:: WORK TO DO ::
Pictures in the records should not be copied, but every other part must be repeated exactly.

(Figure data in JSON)

#####

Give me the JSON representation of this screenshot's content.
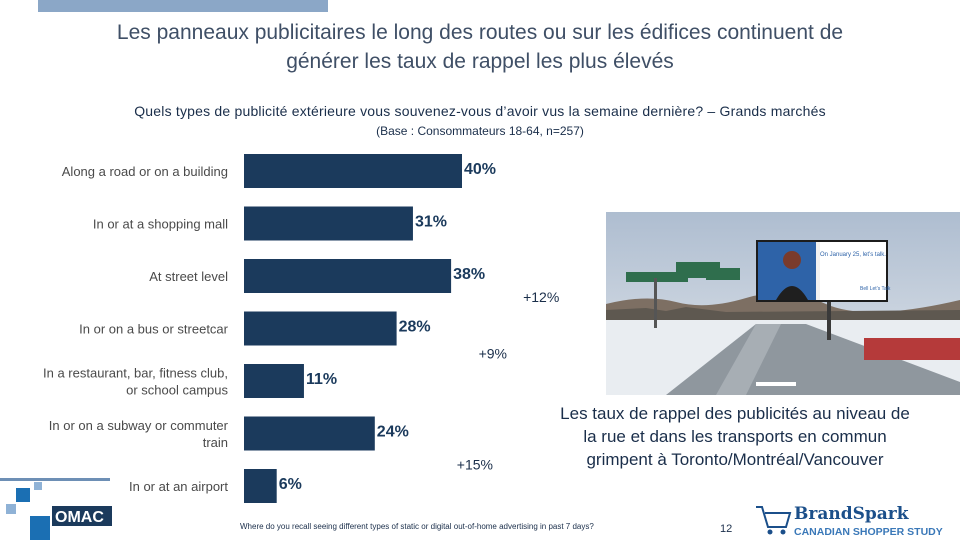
{
  "slide": {
    "title_line1": "Les panneaux publicitaires le long des routes ou sur les édifices continuent de",
    "title_line2": "générer les taux de rappel les plus élevés",
    "question": "Quels types de publicité extérieure vous souvenez-vous d’avoir vus la semaine dernière? – Grands marchés",
    "base": "(Base : Consommateurs 18-64, n=257)",
    "callout_line1": "Les taux de rappel des publicités au niveau de",
    "callout_line2": "la rue et dans les transports en commun",
    "callout_line3": "grimpent à Toronto/Montréal/Vancouver",
    "footnote": "Where do you recall seeing different types of static or digital out-of-home advertising in past 7 days?",
    "page_number": "12",
    "billboard_text": "On January 25, let’s talk.",
    "billboard_brand": "Bell Let’s Talk",
    "omac_logo_text": "OMAC",
    "brandspark_logo_line1": "BrandSpark",
    "brandspark_logo_line2": "CANADIAN SHOPPER STUDY"
  },
  "colors": {
    "bar": "#1b3a5c",
    "title": "#3f4f66",
    "text_dark": "#1a2e4a"
  },
  "chart_data": {
    "type": "bar",
    "orientation": "horizontal",
    "categories": [
      [
        "Along a road or on a building"
      ],
      [
        "In or at a shopping mall"
      ],
      [
        "At street level"
      ],
      [
        "In or on a bus or streetcar"
      ],
      [
        "In a restaurant, bar, fitness club,",
        "or school campus"
      ],
      [
        "In or on a subway or commuter",
        "train"
      ],
      [
        "In or at an airport"
      ]
    ],
    "values": [
      40,
      31,
      38,
      28,
      11,
      24,
      6
    ],
    "value_labels": [
      "40%",
      "31%",
      "38%",
      "28%",
      "11%",
      "24%",
      "6%"
    ],
    "xlim": [
      0,
      40
    ],
    "annotations": [
      {
        "text": "+12%",
        "category_index": 2
      },
      {
        "text": "+9%",
        "category_index": 3
      },
      {
        "text": "+15%",
        "category_index": 5
      }
    ],
    "title": "",
    "xlabel": "",
    "ylabel": "",
    "grid": false,
    "legend": "none"
  }
}
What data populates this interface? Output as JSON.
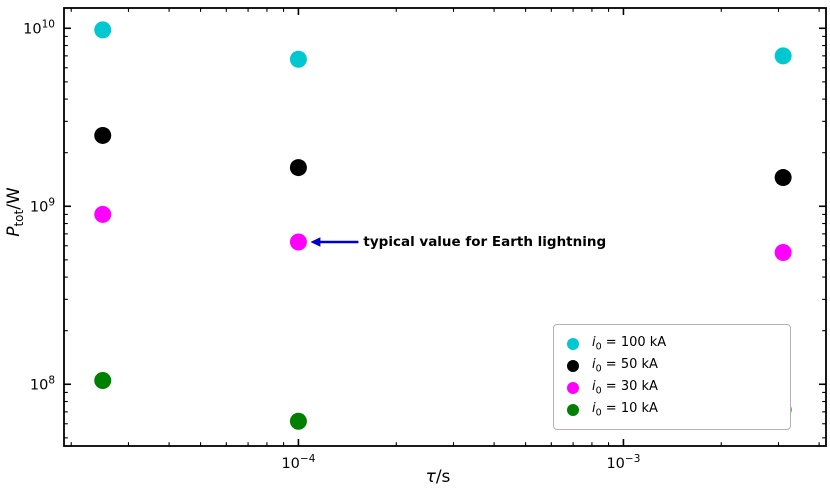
{
  "figure": {
    "background": "#ffffff"
  },
  "labels": {
    "ylabel": {
      "main": "P",
      "sub": "tot",
      "unit": "/W"
    },
    "xlabel": {
      "main": "τ",
      "unit": "/s"
    },
    "annotation_text": "typical value for Earth lightning",
    "x_ticks": [
      {
        "base": "10",
        "exp": "−4"
      },
      {
        "base": "10",
        "exp": "−3"
      }
    ],
    "y_ticks": [
      {
        "base": "10",
        "exp": "8"
      },
      {
        "base": "10",
        "exp": "9"
      },
      {
        "base": "10",
        "exp": "10"
      }
    ],
    "legend_entries": [
      {
        "var": "i",
        "sub": "0",
        "rest": " = 100 kA",
        "color": "#00c8d1"
      },
      {
        "var": "i",
        "sub": "0",
        "rest": " = 50 kA",
        "color": "#000000"
      },
      {
        "var": "i",
        "sub": "0",
        "rest": " = 30 kA",
        "color": "#ff00ff"
      },
      {
        "var": "i",
        "sub": "0",
        "rest": " = 10 kA",
        "color": "#008000"
      }
    ]
  },
  "chart_data": {
    "type": "scatter",
    "title": "",
    "xlabel": "τ/s",
    "ylabel": "P_tot/W",
    "x_scale": "log",
    "y_scale": "log",
    "xlim": [
      1.9e-05,
      0.0042
    ],
    "ylim": [
      45000000.0,
      13000000000.0
    ],
    "grid": false,
    "x": [
      2.5e-05,
      0.0001,
      0.0031
    ],
    "series": [
      {
        "name": "i0 = 100 kA",
        "color": "#00c8d1",
        "values": [
          9800000000.0,
          6700000000.0,
          7000000000.0
        ]
      },
      {
        "name": "i0 = 50 kA",
        "color": "#000000",
        "values": [
          2500000000.0,
          1650000000.0,
          1450000000.0
        ]
      },
      {
        "name": "i0 = 30 kA",
        "color": "#ff00ff",
        "values": [
          900000000.0,
          630000000.0,
          550000000.0
        ]
      },
      {
        "name": "i0 = 10 kA",
        "color": "#008000",
        "values": [
          105000000.0,
          62000000.0,
          72000000.0
        ]
      }
    ],
    "x_major_ticks": [
      0.0001,
      0.001
    ],
    "y_major_ticks": [
      100000000.0,
      1000000000.0,
      10000000000.0
    ],
    "marker_size_px": 17,
    "legend_position": "lower right",
    "annotation": {
      "text": "typical value for Earth lightning",
      "target_x": 0.0001,
      "target_y": 630000000.0,
      "arrow_color": "#0000cd",
      "text_color": "#000000"
    }
  }
}
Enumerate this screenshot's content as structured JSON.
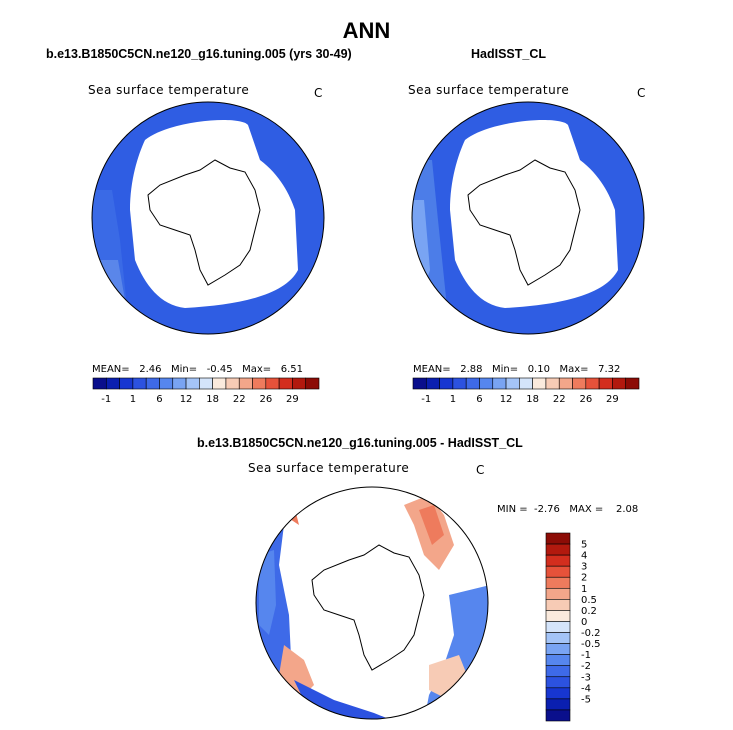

#####

:: SOLUTION TO THE EXERCISE ::
Give me the JSON representation of this screenshot's content.
{
  "slide": {
    "title_line1": "Les panneaux publicitaires le long des routes ou sur les édifices continuent de",
    "title_line2": "générer les taux de rappel les plus élevés",
    "question": "Quels types de publicité extérieure vous souvenez-vous d’avoir vus la semaine dernière? – Grands marchés",
    "base": "(Base : Consommateurs 18-64, n=257)",
    "callout_line1": "Les taux de rappel des publicités au niveau de",
    "callout_line2": "la rue et dans les transports en commun",
    "callout_line3": "grimpent à Toronto/Montréal/Vancouver",
    "footnote": "Where do you recall seeing different types of static or digital out-of-home advertising in past 7 days?",
    "page_number": "12",
    "billboard_text": "On January 25, let’s talk.",
    "billboard_brand": "Bell Let’s Talk",
    "omac_logo_text": "OMAC",
    "brandspark_logo_line1": "BrandSpark",
    "brandspark_logo_line2": "CANADIAN SHOPPER STUDY"
  },
  "colors": {
    "bar": "#1b3a5c",
    "title": "#3f4f66",
    "text_dark": "#1a2e4a"
  },
  "chart_data": {
    "type": "bar",
    "orientation": "horizontal",
    "categories": [
      [
        "Along a road or on a building"
      ],
      [
        "In or at a shopping mall"
      ],
      [
        "At street level"
      ],
      [
        "In or on a bus or streetcar"
      ],
      [
        "In a restaurant, bar, fitness club,",
        "or school campus"
      ],
      [
        "In or on a subway or commuter",
        "train"
      ],
      [
        "In or at an airport"
      ]
    ],
    "values": [
      40,
      31,
      38,
      28,
      11,
      24,
      6
    ],
    "value_labels": [
      "40%",
      "31%",
      "38%",
      "28%",
      "11%",
      "24%",
      "6%"
    ],
    "xlim": [
      0,
      40
    ],
    "annotations": [
      {
        "text": "+12%",
        "category_index": 2
      },
      {
        "text": "+9%",
        "category_index": 3
      },
      {
        "text": "+15%",
        "category_index": 5
      }
    ],
    "title": "",
    "xlabel": "",
    "ylabel": "",
    "grid": false,
    "legend": "none"
  }
}
What data populates this interface? Output as JSON.
{
  "figure": {
    "background": "#ffffff"
  },
  "labels": {
    "ylabel": {
      "main": "P",
      "sub": "tot",
      "unit": "/W"
    },
    "xlabel": {
      "main": "τ",
      "unit": "/s"
    },
    "annotation_text": "typical value for Earth lightning",
    "x_ticks": [
      {
        "base": "10",
        "exp": "−4"
      },
      {
        "base": "10",
        "exp": "−3"
      }
    ],
    "y_ticks": [
      {
        "base": "10",
        "exp": "8"
      },
      {
        "base": "10",
        "exp": "9"
      },
      {
        "base": "10",
        "exp": "10"
      }
    ],
    "legend_entries": [
      {
        "var": "i",
        "sub": "0",
        "rest": " = 100 kA",
        "color": "#00c8d1"
      },
      {
        "var": "i",
        "sub": "0",
        "rest": " = 50 kA",
        "color": "#000000"
      },
      {
        "var": "i",
        "sub": "0",
        "rest": " = 30 kA",
        "color": "#ff00ff"
      },
      {
        "var": "i",
        "sub": "0",
        "rest": " = 10 kA",
        "color": "#008000"
      }
    ]
  },
  "chart_data": {
    "type": "scatter",
    "title": "",
    "xlabel": "τ/s",
    "ylabel": "P_tot/W",
    "x_scale": "log",
    "y_scale": "log",
    "xlim": [
      1.9e-05,
      0.0042
    ],
    "ylim": [
      45000000.0,
      13000000000.0
    ],
    "grid": false,
    "x": [
      2.5e-05,
      0.0001,
      0.0031
    ],
    "series": [
      {
        "name": "i0 = 100 kA",
        "color": "#00c8d1",
        "values": [
          9800000000.0,
          6700000000.0,
          7000000000.0
        ]
      },
      {
        "name": "i0 = 50 kA",
        "color": "#000000",
        "values": [
          2500000000.0,
          1650000000.0,
          1450000000.0
        ]
      },
      {
        "name": "i0 = 30 kA",
        "color": "#ff00ff",
        "values": [
          900000000.0,
          630000000.0,
          550000000.0
        ]
      },
      {
        "name": "i0 = 10 kA",
        "color": "#008000",
        "values": [
          105000000.0,
          62000000.0,
          72000000.0
        ]
      }
    ],
    "x_major_ticks": [
      0.0001,
      0.001
    ],
    "y_major_ticks": [
      100000000.0,
      1000000000.0,
      10000000000.0
    ],
    "marker_size_px": 17,
    "legend_position": "lower right",
    "annotation": {
      "text": "typical value for Earth lightning",
      "target_x": 0.0001,
      "target_y": 630000000.0,
      "arrow_color": "#0000cd",
      "text_color": "#000000"
    }
  }
}
Enumerate this screenshot's content as structured JSON.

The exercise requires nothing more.